What to produce:
Revise everything below, from the line containing "mysql-workbench-icon[interactable] — [312, 1030, 372, 1080]" down to the line containing "status-value: Order in", by putting "caret-down-icon" wherever "chevron-down-icon" stands and leaving the rest unchanged.

## start

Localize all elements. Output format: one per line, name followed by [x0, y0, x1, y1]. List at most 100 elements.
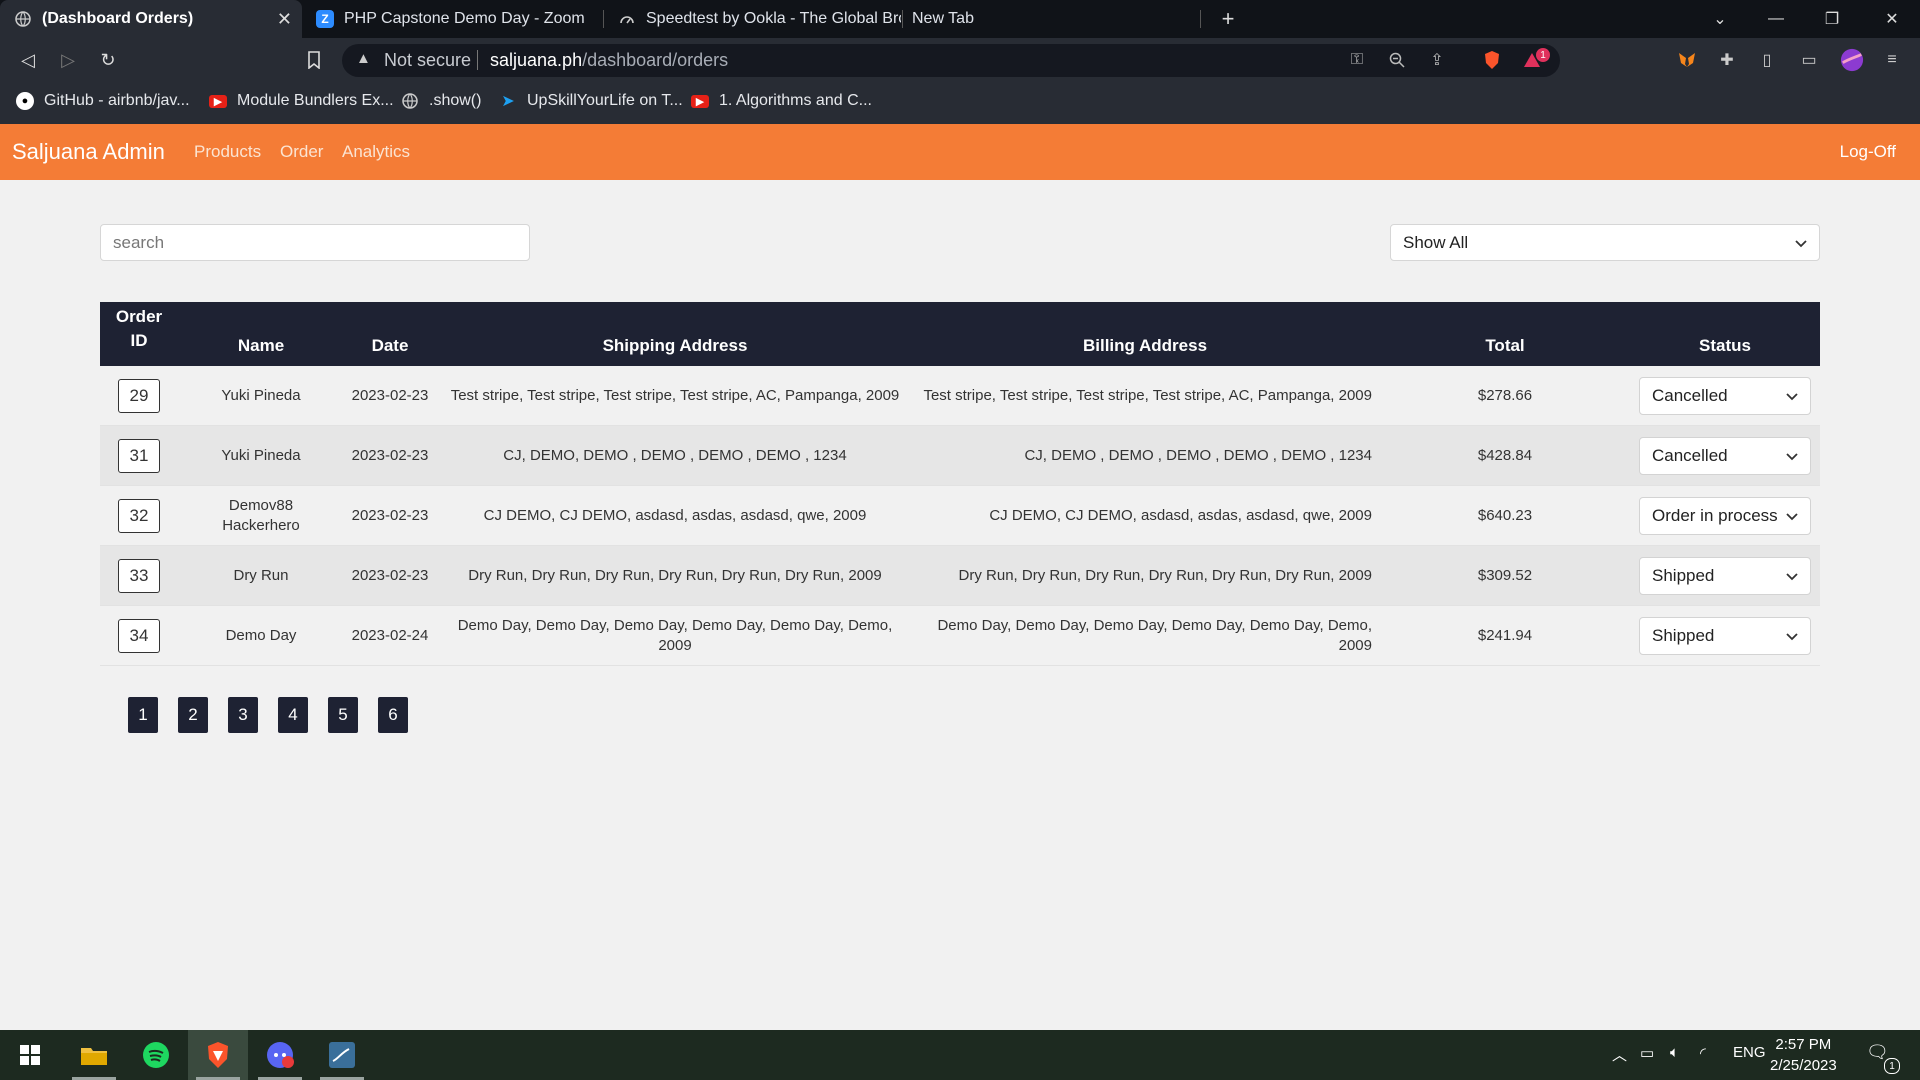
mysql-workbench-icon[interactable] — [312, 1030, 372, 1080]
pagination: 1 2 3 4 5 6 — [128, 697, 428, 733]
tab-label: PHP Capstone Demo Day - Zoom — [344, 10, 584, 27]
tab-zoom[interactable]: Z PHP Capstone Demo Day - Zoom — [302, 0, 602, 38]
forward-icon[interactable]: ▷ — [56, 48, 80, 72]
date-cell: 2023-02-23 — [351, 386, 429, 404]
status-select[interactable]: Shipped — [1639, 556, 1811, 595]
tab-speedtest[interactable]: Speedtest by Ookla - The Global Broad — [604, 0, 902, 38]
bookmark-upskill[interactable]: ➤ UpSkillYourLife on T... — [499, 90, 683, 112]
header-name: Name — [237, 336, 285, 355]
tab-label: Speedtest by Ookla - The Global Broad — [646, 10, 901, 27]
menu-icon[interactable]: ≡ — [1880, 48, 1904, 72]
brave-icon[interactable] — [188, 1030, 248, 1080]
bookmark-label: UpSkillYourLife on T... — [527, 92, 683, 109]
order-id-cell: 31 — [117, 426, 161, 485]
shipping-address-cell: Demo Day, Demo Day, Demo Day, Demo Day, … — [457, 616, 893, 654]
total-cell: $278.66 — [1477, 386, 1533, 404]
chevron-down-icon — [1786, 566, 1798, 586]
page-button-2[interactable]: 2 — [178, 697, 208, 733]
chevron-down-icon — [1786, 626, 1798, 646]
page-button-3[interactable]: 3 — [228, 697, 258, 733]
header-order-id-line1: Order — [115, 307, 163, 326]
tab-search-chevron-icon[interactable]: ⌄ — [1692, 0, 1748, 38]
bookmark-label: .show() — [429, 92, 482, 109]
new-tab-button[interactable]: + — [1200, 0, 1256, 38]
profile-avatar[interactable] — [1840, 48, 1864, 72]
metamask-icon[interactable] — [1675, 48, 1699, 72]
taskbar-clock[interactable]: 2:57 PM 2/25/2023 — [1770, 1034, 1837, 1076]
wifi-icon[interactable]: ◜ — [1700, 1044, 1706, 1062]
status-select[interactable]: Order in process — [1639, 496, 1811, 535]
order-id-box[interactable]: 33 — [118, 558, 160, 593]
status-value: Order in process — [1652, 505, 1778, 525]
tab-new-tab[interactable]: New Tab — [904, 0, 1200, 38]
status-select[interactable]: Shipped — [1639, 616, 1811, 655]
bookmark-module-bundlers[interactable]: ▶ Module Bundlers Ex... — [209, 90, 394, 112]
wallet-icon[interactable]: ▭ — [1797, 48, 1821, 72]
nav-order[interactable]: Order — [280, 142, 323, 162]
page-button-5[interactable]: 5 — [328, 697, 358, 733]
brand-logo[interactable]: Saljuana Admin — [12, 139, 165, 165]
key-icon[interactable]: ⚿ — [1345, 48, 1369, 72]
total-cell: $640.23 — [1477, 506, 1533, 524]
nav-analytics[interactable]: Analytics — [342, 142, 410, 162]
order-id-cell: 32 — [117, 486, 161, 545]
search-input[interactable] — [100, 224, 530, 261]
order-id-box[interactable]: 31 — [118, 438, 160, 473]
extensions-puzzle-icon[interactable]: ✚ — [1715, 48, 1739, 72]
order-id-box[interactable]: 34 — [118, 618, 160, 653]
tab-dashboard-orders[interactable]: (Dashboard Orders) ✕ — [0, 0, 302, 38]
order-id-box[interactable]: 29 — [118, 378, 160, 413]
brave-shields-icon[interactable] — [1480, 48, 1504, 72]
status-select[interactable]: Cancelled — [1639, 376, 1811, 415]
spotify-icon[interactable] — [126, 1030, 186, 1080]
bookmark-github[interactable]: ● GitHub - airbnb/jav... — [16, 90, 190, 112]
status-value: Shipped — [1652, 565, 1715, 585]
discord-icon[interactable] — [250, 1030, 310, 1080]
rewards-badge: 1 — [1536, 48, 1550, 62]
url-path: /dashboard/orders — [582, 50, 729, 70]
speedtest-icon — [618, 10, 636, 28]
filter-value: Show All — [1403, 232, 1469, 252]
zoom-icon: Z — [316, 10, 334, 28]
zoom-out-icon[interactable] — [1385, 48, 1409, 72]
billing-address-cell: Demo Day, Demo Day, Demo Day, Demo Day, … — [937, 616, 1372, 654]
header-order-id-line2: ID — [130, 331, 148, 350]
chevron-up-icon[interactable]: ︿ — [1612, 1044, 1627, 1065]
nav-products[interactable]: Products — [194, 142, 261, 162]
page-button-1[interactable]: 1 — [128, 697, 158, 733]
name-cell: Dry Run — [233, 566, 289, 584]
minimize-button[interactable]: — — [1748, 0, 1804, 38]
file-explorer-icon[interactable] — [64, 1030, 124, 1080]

## end

Reply:
mysql-workbench-icon[interactable] — [312, 1030, 372, 1080]
pagination: 1 2 3 4 5 6 — [128, 697, 428, 733]
tab-label: PHP Capstone Demo Day - Zoom — [344, 10, 584, 27]
tab-zoom[interactable]: Z PHP Capstone Demo Day - Zoom — [302, 0, 602, 38]
forward-icon[interactable]: ▷ — [56, 48, 80, 72]
date-cell: 2023-02-23 — [351, 386, 429, 404]
status-select[interactable]: Shipped — [1639, 556, 1811, 595]
tab-speedtest[interactable]: Speedtest by Ookla - The Global Broad — [604, 0, 902, 38]
bookmark-upskill[interactable]: ➤ UpSkillYourLife on T... — [499, 90, 683, 112]
header-name: Name — [237, 336, 285, 355]
tab-label: Speedtest by Ookla - The Global Broad — [646, 10, 901, 27]
menu-icon[interactable]: ≡ — [1880, 48, 1904, 72]
brave-icon[interactable] — [188, 1030, 248, 1080]
bookmark-label: UpSkillYourLife on T... — [527, 92, 683, 109]
order-id-cell: 31 — [117, 426, 161, 485]
shipping-address-cell: Demo Day, Demo Day, Demo Day, Demo Day, … — [457, 616, 893, 654]
total-cell: $278.66 — [1477, 386, 1533, 404]
caret-down-icon — [1786, 566, 1798, 586]
page-button-2[interactable]: 2 — [178, 697, 208, 733]
caret-down-icon — [1786, 626, 1798, 646]
page-button-3[interactable]: 3 — [228, 697, 258, 733]
header-order-id-line1: Order — [115, 307, 163, 326]
tab-search-chevron-icon[interactable]: ⌄ — [1692, 0, 1748, 38]
bookmark-label: .show() — [429, 92, 482, 109]
new-tab-button[interactable]: + — [1200, 0, 1256, 38]
profile-avatar[interactable] — [1840, 48, 1864, 72]
metamask-icon[interactable] — [1675, 48, 1699, 72]
taskbar-clock[interactable]: 2:57 PM 2/25/2023 — [1770, 1034, 1837, 1076]
wifi-icon[interactable]: ◜ — [1700, 1044, 1706, 1062]
status-select[interactable]: Order in process — [1639, 496, 1811, 535]
order-id-box[interactable]: 33 — [118, 558, 160, 593]
status-value: Order in process — [1652, 505, 1778, 525]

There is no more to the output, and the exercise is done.